# THE INPUT start

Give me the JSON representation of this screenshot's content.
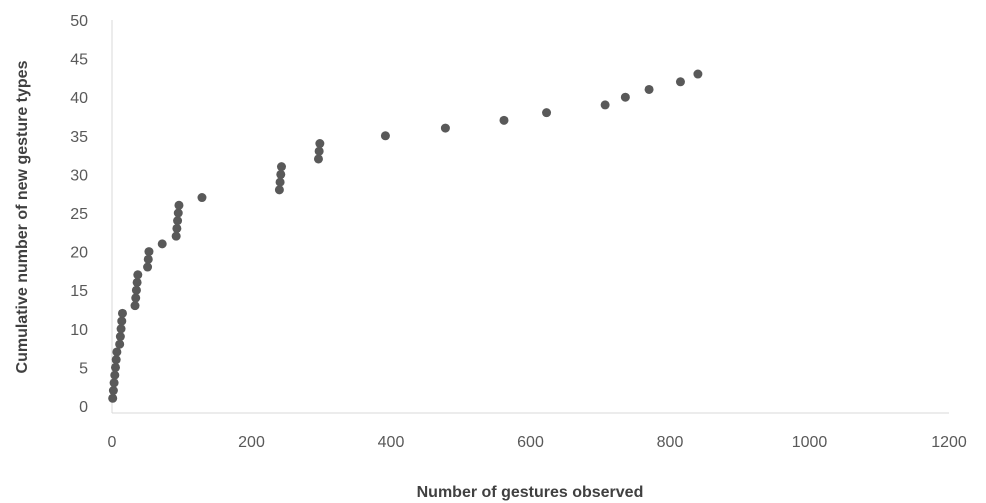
{
  "chart_data": {
    "type": "scatter",
    "title": "",
    "xlabel": "Number of gestures observed",
    "ylabel": "Cumulative number of new gesture types",
    "xlim": [
      0,
      1200
    ],
    "ylim": [
      0,
      50
    ],
    "xticks": [
      0,
      200,
      400,
      600,
      800,
      1000,
      1200
    ],
    "yticks": [
      0,
      5,
      10,
      15,
      20,
      25,
      30,
      35,
      40,
      45,
      50
    ],
    "grid": false,
    "legend": "none",
    "marker_color": "#595959",
    "series": [
      {
        "points": [
          [
            1,
            1
          ],
          [
            2,
            2
          ],
          [
            3,
            3
          ],
          [
            4,
            4
          ],
          [
            5,
            5
          ],
          [
            6,
            6
          ],
          [
            7,
            7
          ],
          [
            11,
            8
          ],
          [
            12,
            9
          ],
          [
            13,
            10
          ],
          [
            14,
            11
          ],
          [
            15,
            12
          ],
          [
            33,
            13
          ],
          [
            34,
            14
          ],
          [
            35,
            15
          ],
          [
            36,
            16
          ],
          [
            37,
            17
          ],
          [
            51,
            18
          ],
          [
            52,
            19
          ],
          [
            53,
            20
          ],
          [
            72,
            21
          ],
          [
            92,
            22
          ],
          [
            93,
            23
          ],
          [
            94,
            24
          ],
          [
            95,
            25
          ],
          [
            96,
            26
          ],
          [
            129,
            27
          ],
          [
            240,
            28
          ],
          [
            241,
            29
          ],
          [
            242,
            30
          ],
          [
            243,
            31
          ],
          [
            296,
            32
          ],
          [
            297,
            33
          ],
          [
            298,
            34
          ],
          [
            392,
            35
          ],
          [
            478,
            36
          ],
          [
            562,
            37
          ],
          [
            623,
            38
          ],
          [
            707,
            39
          ],
          [
            736,
            40
          ],
          [
            770,
            41
          ],
          [
            815,
            42
          ],
          [
            840,
            43
          ]
        ]
      }
    ]
  }
}
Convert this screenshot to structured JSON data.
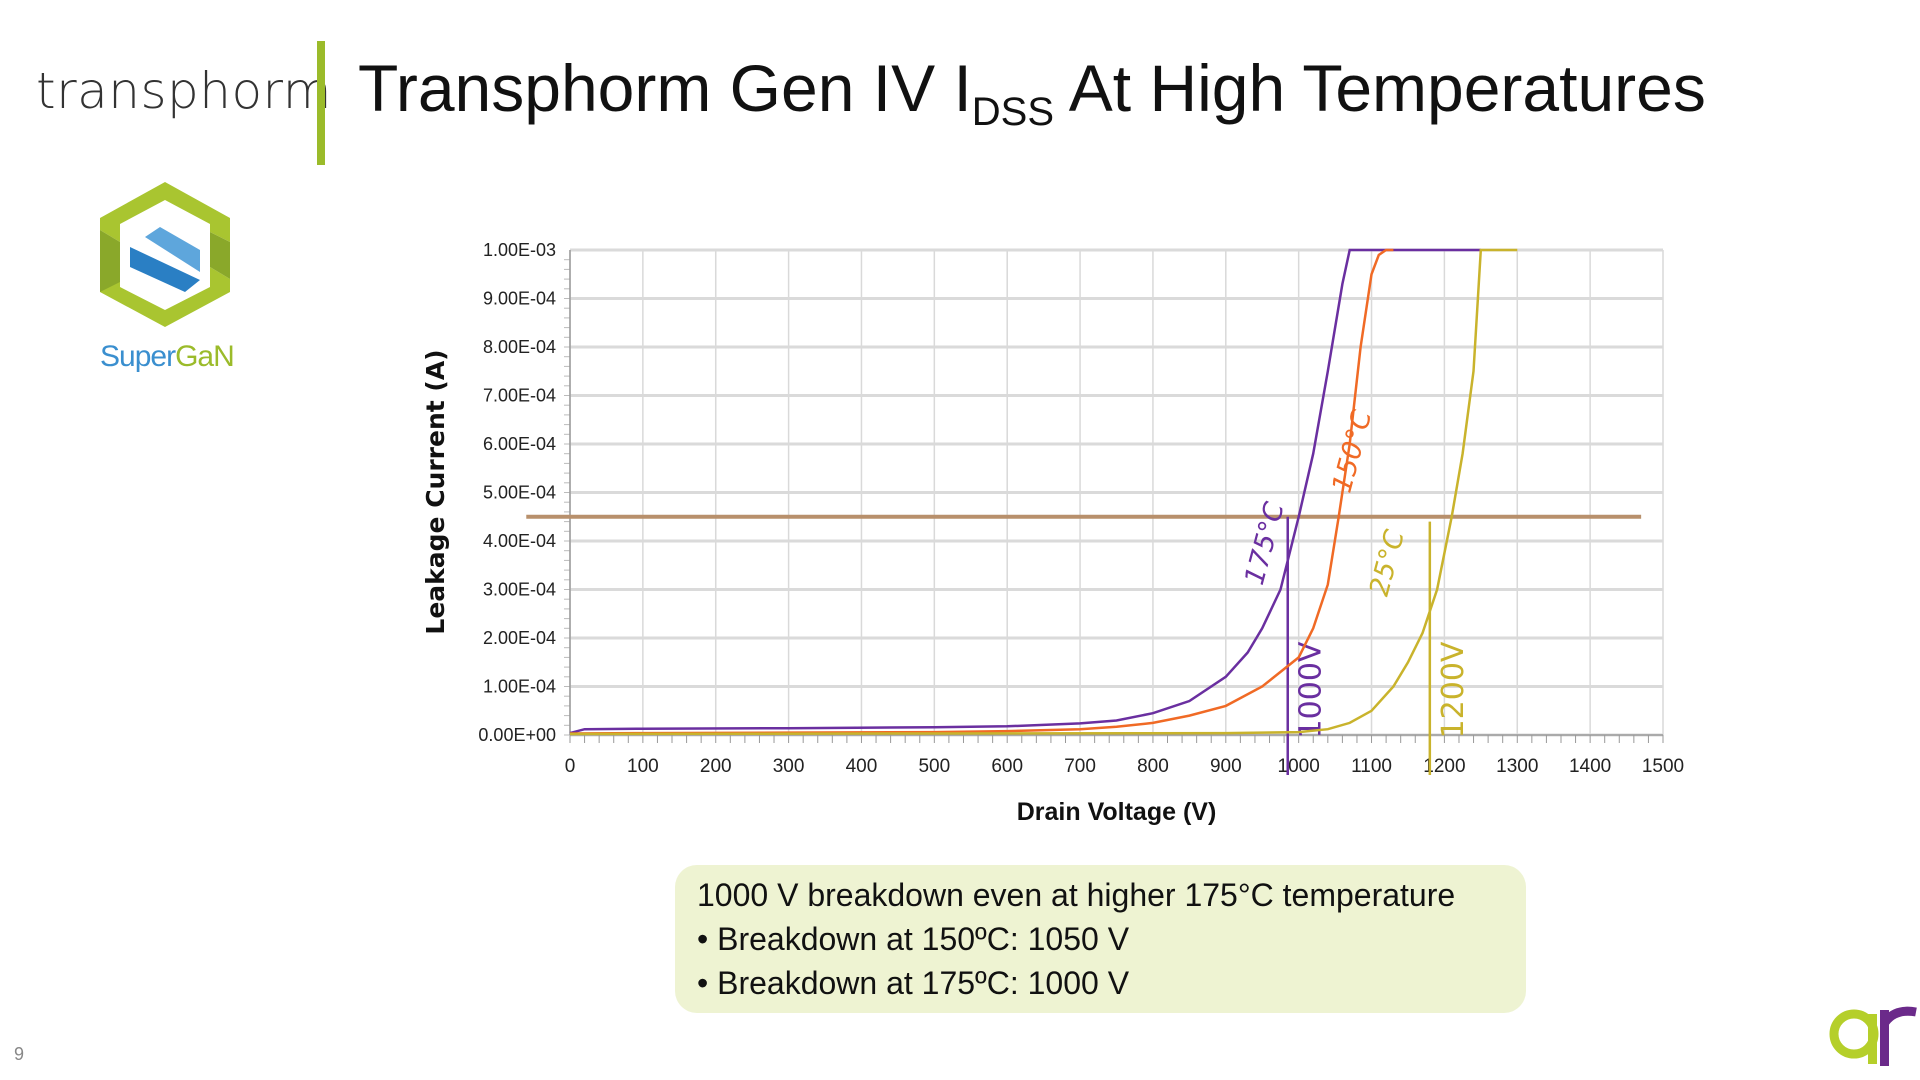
{
  "header": {
    "brand": "transphorm",
    "title_main": "Transphorm Gen IV I",
    "title_sub": "DSS",
    "title_rest": " At High Temperatures"
  },
  "logos": {
    "product_logo_text_a": "Super",
    "product_logo_text_b": "GaN",
    "corner_logo": "ar"
  },
  "page_number": "9",
  "callout": {
    "line1": "1000 V breakdown even at higher 175°C temperature",
    "line2": "• Breakdown at 150ºC:  1050 V",
    "line3": "• Breakdown at 175ºC:  1000 V"
  },
  "colors": {
    "t175": "#6a2fa0",
    "t150": "#f06a25",
    "t25": "#c9b32c",
    "threshold": "#b8906c",
    "accent_green": "#9bbb2a"
  },
  "chart_data": {
    "type": "line",
    "xlabel": "Drain Voltage (V)",
    "ylabel": "Leakage Current (A)",
    "xlim": [
      0,
      1500
    ],
    "ylim": [
      0,
      0.001
    ],
    "grid": true,
    "x_ticks": [
      "0",
      "100",
      "200",
      "300",
      "400",
      "500",
      "600",
      "700",
      "800",
      "900",
      "1000",
      "1100",
      "1200",
      "1300",
      "1400",
      "1500"
    ],
    "y_ticks": [
      "0.00E+00",
      "1.00E-04",
      "2.00E-04",
      "3.00E-04",
      "4.00E-04",
      "5.00E-04",
      "6.00E-04",
      "7.00E-04",
      "8.00E-04",
      "9.00E-04",
      "1.00E-03"
    ],
    "series": [
      {
        "key": "t175",
        "x": [
          0,
          20,
          100,
          300,
          500,
          600,
          700,
          750,
          800,
          850,
          900,
          930,
          950,
          975,
          1000,
          1020,
          1040,
          1060,
          1070,
          1250
        ],
        "y": [
          4e-06,
          1.2e-05,
          1.3e-05,
          1.4e-05,
          1.6e-05,
          1.8e-05,
          2.4e-05,
          3e-05,
          4.5e-05,
          7e-05,
          0.00012,
          0.00017,
          0.00022,
          0.0003,
          0.00045,
          0.00058,
          0.00075,
          0.00093,
          0.001,
          0.001
        ]
      },
      {
        "key": "t150",
        "x": [
          0,
          100,
          300,
          500,
          600,
          700,
          750,
          800,
          850,
          900,
          950,
          1000,
          1020,
          1040,
          1055,
          1070,
          1085,
          1100,
          1110,
          1120,
          1130
        ],
        "y": [
          3e-06,
          4e-06,
          5e-06,
          6e-06,
          8e-06,
          1.2e-05,
          1.7e-05,
          2.5e-05,
          4e-05,
          6e-05,
          0.0001,
          0.00016,
          0.00022,
          0.00031,
          0.00045,
          0.0006,
          0.0008,
          0.00095,
          0.00099,
          0.001,
          0.001
        ]
      },
      {
        "key": "t25",
        "x": [
          0,
          500,
          900,
          1000,
          1040,
          1070,
          1100,
          1130,
          1150,
          1170,
          1190,
          1210,
          1225,
          1240,
          1250,
          1300
        ],
        "y": [
          2e-06,
          3e-06,
          4e-06,
          6e-06,
          1.2e-05,
          2.5e-05,
          5e-05,
          0.0001,
          0.00015,
          0.00021,
          0.0003,
          0.00045,
          0.00058,
          0.00075,
          0.001,
          0.001
        ]
      }
    ],
    "reference_lines": [
      {
        "kind": "horizontal",
        "y": 0.00045,
        "x_from": -60,
        "x_to": 1470,
        "color_key": "threshold"
      },
      {
        "kind": "vertical",
        "x": 985,
        "y_top": 0.00045,
        "color_key": "t175",
        "label": "1000V"
      },
      {
        "kind": "vertical",
        "x": 1180,
        "y_top": 0.00044,
        "color_key": "t25",
        "label": "1200V"
      }
    ],
    "annotations": [
      {
        "text": "175°C",
        "x": 965,
        "y": 0.00039,
        "color_key": "t175"
      },
      {
        "text": "150°C",
        "x": 1085,
        "y": 0.00058,
        "color_key": "t150"
      },
      {
        "text": "25°C",
        "x": 1133,
        "y": 0.00035,
        "color_key": "t25"
      }
    ]
  }
}
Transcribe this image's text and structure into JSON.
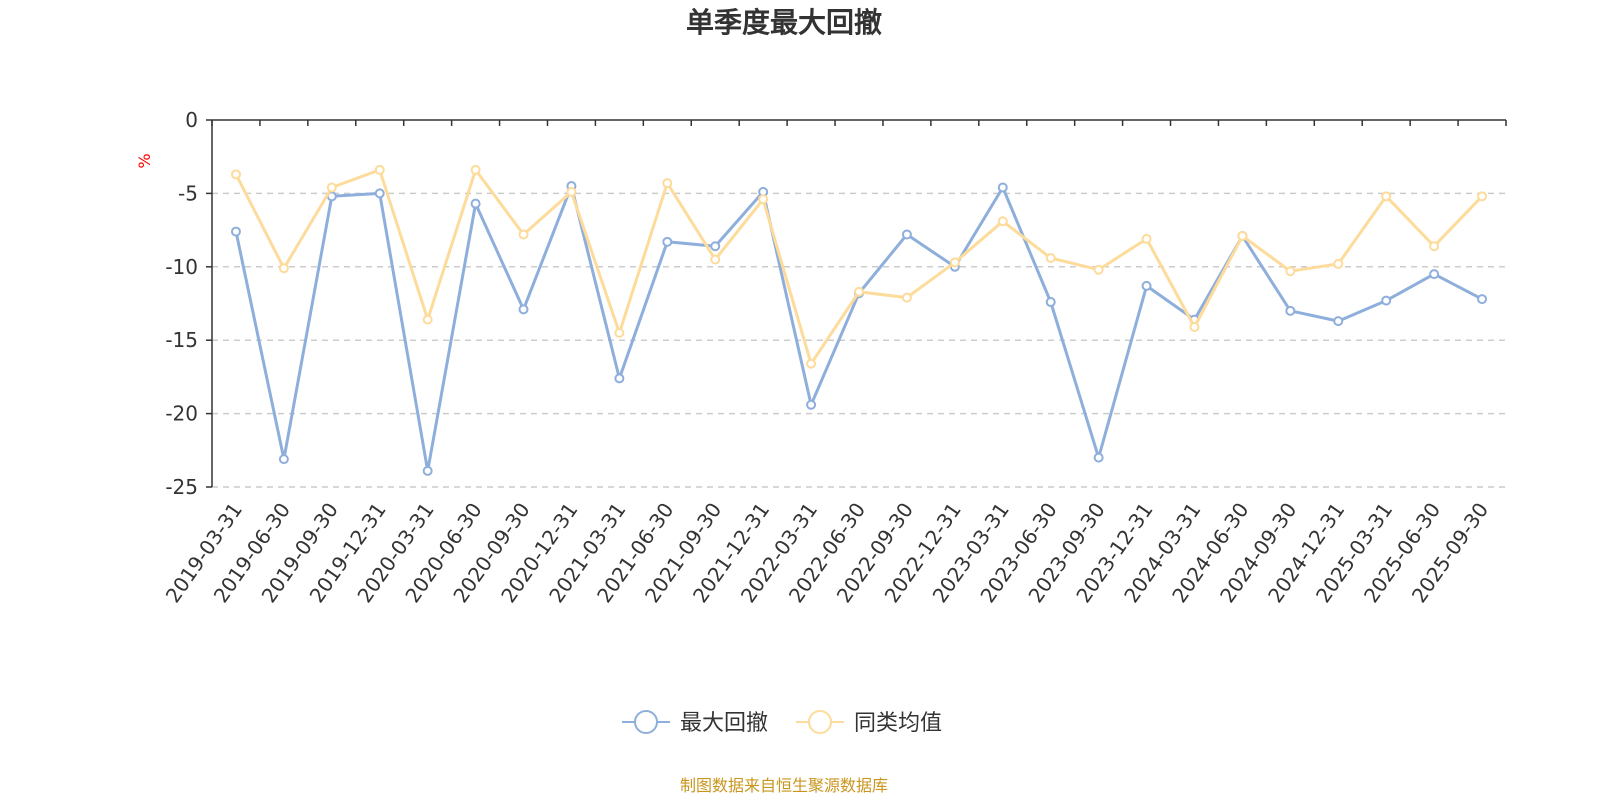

# THE INPUT end

__JOB__. Retype all of the entries exactly as written, leaving out any images.

__THE OUTPUT__.
Give me the JSON representation of this screenshot's content.
{
  "chart_data": {
    "type": "scatter",
    "title": "",
    "xlabel": "Number of gestures observed",
    "ylabel": "Cumulative number of new gesture types",
    "xlim": [
      0,
      1200
    ],
    "ylim": [
      0,
      50
    ],
    "xticks": [
      0,
      200,
      400,
      600,
      800,
      1000,
      1200
    ],
    "yticks": [
      0,
      5,
      10,
      15,
      20,
      25,
      30,
      35,
      40,
      45,
      50
    ],
    "grid": false,
    "legend": "none",
    "marker_color": "#595959",
    "series": [
      {
        "points": [
          [
            1,
            1
          ],
          [
            2,
            2
          ],
          [
            3,
            3
          ],
          [
            4,
            4
          ],
          [
            5,
            5
          ],
          [
            6,
            6
          ],
          [
            7,
            7
          ],
          [
            11,
            8
          ],
          [
            12,
            9
          ],
          [
            13,
            10
          ],
          [
            14,
            11
          ],
          [
            15,
            12
          ],
          [
            33,
            13
          ],
          [
            34,
            14
          ],
          [
            35,
            15
          ],
          [
            36,
            16
          ],
          [
            37,
            17
          ],
          [
            51,
            18
          ],
          [
            52,
            19
          ],
          [
            53,
            20
          ],
          [
            72,
            21
          ],
          [
            92,
            22
          ],
          [
            93,
            23
          ],
          [
            94,
            24
          ],
          [
            95,
            25
          ],
          [
            96,
            26
          ],
          [
            129,
            27
          ],
          [
            240,
            28
          ],
          [
            241,
            29
          ],
          [
            242,
            30
          ],
          [
            243,
            31
          ],
          [
            296,
            32
          ],
          [
            297,
            33
          ],
          [
            298,
            34
          ],
          [
            392,
            35
          ],
          [
            478,
            36
          ],
          [
            562,
            37
          ],
          [
            623,
            38
          ],
          [
            707,
            39
          ],
          [
            736,
            40
          ],
          [
            770,
            41
          ],
          [
            815,
            42
          ],
          [
            840,
            43
          ]
        ]
      }
    ]
  }
}
Convert this screenshot to structured JSON data.
{
  "header": {
    "brand": "transphorm",
    "title_main": "Transphorm Gen IV I",
    "title_sub": "DSS",
    "title_rest": " At High Temperatures"
  },
  "logos": {
    "product_logo_text_a": "Super",
    "product_logo_text_b": "GaN",
    "corner_logo": "ar"
  },
  "page_number": "9",
  "callout": {
    "line1": "1000 V breakdown even at higher 175°C temperature",
    "line2": "• Breakdown at 150ºC:  1050 V",
    "line3": "• Breakdown at 175ºC:  1000 V"
  },
  "colors": {
    "t175": "#6a2fa0",
    "t150": "#f06a25",
    "t25": "#c9b32c",
    "threshold": "#b8906c",
    "accent_green": "#9bbb2a"
  },
  "chart_data": {
    "type": "line",
    "xlabel": "Drain Voltage (V)",
    "ylabel": "Leakage Current (A)",
    "xlim": [
      0,
      1500
    ],
    "ylim": [
      0,
      0.001
    ],
    "grid": true,
    "x_ticks": [
      "0",
      "100",
      "200",
      "300",
      "400",
      "500",
      "600",
      "700",
      "800",
      "900",
      "1000",
      "1100",
      "1200",
      "1300",
      "1400",
      "1500"
    ],
    "y_ticks": [
      "0.00E+00",
      "1.00E-04",
      "2.00E-04",
      "3.00E-04",
      "4.00E-04",
      "5.00E-04",
      "6.00E-04",
      "7.00E-04",
      "8.00E-04",
      "9.00E-04",
      "1.00E-03"
    ],
    "series": [
      {
        "key": "t175",
        "x": [
          0,
          20,
          100,
          300,
          500,
          600,
          700,
          750,
          800,
          850,
          900,
          930,
          950,
          975,
          1000,
          1020,
          1040,
          1060,
          1070,
          1250
        ],
        "y": [
          4e-06,
          1.2e-05,
          1.3e-05,
          1.4e-05,
          1.6e-05,
          1.8e-05,
          2.4e-05,
          3e-05,
          4.5e-05,
          7e-05,
          0.00012,
          0.00017,
          0.00022,
          0.0003,
          0.00045,
          0.00058,
          0.00075,
          0.00093,
          0.001,
          0.001
        ]
      },
      {
        "key": "t150",
        "x": [
          0,
          100,
          300,
          500,
          600,
          700,
          750,
          800,
          850,
          900,
          950,
          1000,
          1020,
          1040,
          1055,
          1070,
          1085,
          1100,
          1110,
          1120,
          1130
        ],
        "y": [
          3e-06,
          4e-06,
          5e-06,
          6e-06,
          8e-06,
          1.2e-05,
          1.7e-05,
          2.5e-05,
          4e-05,
          6e-05,
          0.0001,
          0.00016,
          0.00022,
          0.00031,
          0.00045,
          0.0006,
          0.0008,
          0.00095,
          0.00099,
          0.001,
          0.001
        ]
      },
      {
        "key": "t25",
        "x": [
          0,
          500,
          900,
          1000,
          1040,
          1070,
          1100,
          1130,
          1150,
          1170,
          1190,
          1210,
          1225,
          1240,
          1250,
          1300
        ],
        "y": [
          2e-06,
          3e-06,
          4e-06,
          6e-06,
          1.2e-05,
          2.5e-05,
          5e-05,
          0.0001,
          0.00015,
          0.00021,
          0.0003,
          0.00045,
          0.00058,
          0.00075,
          0.001,
          0.001
        ]
      }
    ],
    "reference_lines": [
      {
        "kind": "horizontal",
        "y": 0.00045,
        "x_from": -60,
        "x_to": 1470,
        "color_key": "threshold"
      },
      {
        "kind": "vertical",
        "x": 985,
        "y_top": 0.00045,
        "color_key": "t175",
        "label": "1000V"
      },
      {
        "kind": "vertical",
        "x": 1180,
        "y_top": 0.00044,
        "color_key": "t25",
        "label": "1200V"
      }
    ],
    "annotations": [
      {
        "text": "175°C",
        "x": 965,
        "y": 0.00039,
        "color_key": "t175"
      },
      {
        "text": "150°C",
        "x": 1085,
        "y": 0.00058,
        "color_key": "t150"
      },
      {
        "text": "25°C",
        "x": 1133,
        "y": 0.00035,
        "color_key": "t25"
      }
    ]
  }
}
Transcribe this image's text and structure into JSON.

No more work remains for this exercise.